» **WHAT IS BEING ASKED**
Copy the entries below word for word, starting with the first line and going on through the line that contains "42, 632, 58]", with both of those lines included.

[START OF RECORDS SUPPLIED]

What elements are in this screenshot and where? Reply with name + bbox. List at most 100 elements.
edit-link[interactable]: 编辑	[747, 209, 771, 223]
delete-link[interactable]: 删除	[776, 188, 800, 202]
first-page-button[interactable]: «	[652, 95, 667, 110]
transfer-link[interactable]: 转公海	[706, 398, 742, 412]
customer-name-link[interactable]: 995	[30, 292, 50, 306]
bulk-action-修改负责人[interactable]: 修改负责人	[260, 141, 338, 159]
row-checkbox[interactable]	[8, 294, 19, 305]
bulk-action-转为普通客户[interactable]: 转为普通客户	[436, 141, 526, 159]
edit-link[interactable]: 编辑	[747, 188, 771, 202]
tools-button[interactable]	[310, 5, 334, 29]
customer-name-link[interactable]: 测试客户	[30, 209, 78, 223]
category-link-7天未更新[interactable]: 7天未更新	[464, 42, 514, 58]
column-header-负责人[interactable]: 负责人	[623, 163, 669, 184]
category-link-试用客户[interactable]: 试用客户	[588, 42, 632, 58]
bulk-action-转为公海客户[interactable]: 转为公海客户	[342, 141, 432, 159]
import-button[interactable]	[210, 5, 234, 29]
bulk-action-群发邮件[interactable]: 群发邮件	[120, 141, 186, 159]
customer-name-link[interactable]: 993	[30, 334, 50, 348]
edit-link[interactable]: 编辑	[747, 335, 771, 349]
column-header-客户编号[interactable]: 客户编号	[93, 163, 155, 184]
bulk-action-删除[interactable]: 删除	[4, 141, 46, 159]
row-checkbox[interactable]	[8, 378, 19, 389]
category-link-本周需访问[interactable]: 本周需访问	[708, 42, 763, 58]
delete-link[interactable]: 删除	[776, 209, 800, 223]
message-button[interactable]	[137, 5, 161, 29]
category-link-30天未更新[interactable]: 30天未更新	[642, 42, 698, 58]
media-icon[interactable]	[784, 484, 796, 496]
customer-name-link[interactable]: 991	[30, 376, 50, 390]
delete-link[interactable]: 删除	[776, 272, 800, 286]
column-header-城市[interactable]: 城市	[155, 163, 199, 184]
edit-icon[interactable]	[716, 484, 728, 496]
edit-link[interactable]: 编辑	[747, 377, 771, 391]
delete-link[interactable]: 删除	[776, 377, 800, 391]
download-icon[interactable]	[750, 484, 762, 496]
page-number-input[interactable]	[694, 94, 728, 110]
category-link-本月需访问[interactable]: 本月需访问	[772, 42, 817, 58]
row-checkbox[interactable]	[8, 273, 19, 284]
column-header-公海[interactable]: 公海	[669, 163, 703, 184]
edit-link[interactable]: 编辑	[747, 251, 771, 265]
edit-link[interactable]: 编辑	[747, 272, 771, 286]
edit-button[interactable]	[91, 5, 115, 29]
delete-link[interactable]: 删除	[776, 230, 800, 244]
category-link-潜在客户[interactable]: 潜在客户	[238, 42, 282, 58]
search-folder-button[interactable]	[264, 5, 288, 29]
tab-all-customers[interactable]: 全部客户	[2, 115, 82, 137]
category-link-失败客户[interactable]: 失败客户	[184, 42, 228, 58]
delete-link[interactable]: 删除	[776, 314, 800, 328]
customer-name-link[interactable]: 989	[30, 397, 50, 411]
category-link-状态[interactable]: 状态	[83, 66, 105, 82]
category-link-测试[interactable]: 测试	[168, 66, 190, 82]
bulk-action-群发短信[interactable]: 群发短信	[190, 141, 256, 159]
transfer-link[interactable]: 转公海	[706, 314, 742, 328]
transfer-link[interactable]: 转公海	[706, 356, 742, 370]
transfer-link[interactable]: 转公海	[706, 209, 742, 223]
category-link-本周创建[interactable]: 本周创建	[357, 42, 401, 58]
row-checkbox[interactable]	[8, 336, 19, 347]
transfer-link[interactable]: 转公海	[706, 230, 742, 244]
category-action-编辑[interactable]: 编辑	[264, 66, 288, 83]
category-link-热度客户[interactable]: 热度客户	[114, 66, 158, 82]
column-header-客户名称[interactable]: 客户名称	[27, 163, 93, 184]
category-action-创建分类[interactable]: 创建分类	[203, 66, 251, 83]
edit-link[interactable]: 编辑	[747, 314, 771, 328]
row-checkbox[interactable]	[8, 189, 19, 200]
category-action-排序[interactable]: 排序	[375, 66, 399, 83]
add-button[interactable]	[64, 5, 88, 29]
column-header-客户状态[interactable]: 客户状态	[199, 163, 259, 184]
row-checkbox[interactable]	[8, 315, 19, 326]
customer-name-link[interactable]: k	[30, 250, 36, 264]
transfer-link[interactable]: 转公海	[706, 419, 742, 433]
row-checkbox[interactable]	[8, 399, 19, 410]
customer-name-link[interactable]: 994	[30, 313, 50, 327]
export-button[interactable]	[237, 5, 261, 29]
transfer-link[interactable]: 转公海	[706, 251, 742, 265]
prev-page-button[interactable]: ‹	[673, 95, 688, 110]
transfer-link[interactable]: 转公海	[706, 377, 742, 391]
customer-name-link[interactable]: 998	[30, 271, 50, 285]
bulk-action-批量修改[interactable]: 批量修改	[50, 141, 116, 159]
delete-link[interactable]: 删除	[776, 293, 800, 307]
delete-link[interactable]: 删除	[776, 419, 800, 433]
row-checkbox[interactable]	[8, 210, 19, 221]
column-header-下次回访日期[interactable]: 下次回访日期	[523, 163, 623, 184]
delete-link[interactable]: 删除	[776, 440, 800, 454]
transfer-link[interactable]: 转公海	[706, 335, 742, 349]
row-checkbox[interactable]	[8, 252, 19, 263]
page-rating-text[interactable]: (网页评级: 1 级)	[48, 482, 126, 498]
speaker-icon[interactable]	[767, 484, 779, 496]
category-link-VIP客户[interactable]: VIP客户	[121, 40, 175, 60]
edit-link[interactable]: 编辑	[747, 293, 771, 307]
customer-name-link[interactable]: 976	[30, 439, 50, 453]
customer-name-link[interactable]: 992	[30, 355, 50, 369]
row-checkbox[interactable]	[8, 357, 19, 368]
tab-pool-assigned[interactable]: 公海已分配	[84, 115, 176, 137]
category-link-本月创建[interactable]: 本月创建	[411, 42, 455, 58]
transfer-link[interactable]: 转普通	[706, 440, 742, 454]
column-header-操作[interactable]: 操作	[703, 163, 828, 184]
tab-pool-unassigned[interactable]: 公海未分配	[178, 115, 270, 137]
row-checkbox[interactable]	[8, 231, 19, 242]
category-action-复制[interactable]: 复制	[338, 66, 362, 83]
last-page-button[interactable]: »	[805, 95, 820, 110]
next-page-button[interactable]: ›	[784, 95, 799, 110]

[END OF RECORDS SUPPLIED]

» **RESULT**
What elements are in this screenshot and where? Reply with name + bbox. List at most 100 elements.
edit-link[interactable]: 编辑	[747, 209, 771, 223]
delete-link[interactable]: 删除	[776, 188, 800, 202]
first-page-button[interactable]: «	[652, 95, 667, 110]
transfer-link[interactable]: 转公海	[706, 398, 742, 412]
customer-name-link[interactable]: 995	[30, 292, 50, 306]
bulk-action-修改负责人[interactable]: 修改负责人	[260, 141, 338, 159]
row-checkbox[interactable]	[8, 294, 19, 305]
bulk-action-转为普通客户[interactable]: 转为普通客户	[436, 141, 526, 159]
edit-link[interactable]: 编辑	[747, 188, 771, 202]
tools-button[interactable]	[310, 5, 334, 29]
customer-name-link[interactable]: 测试客户	[30, 209, 78, 223]
category-link-7天未更新[interactable]: 7天未更新	[464, 42, 514, 58]
column-header-负责人[interactable]: 负责人	[623, 163, 669, 184]
category-link-试用客户[interactable]: 试用客户	[588, 42, 632, 58]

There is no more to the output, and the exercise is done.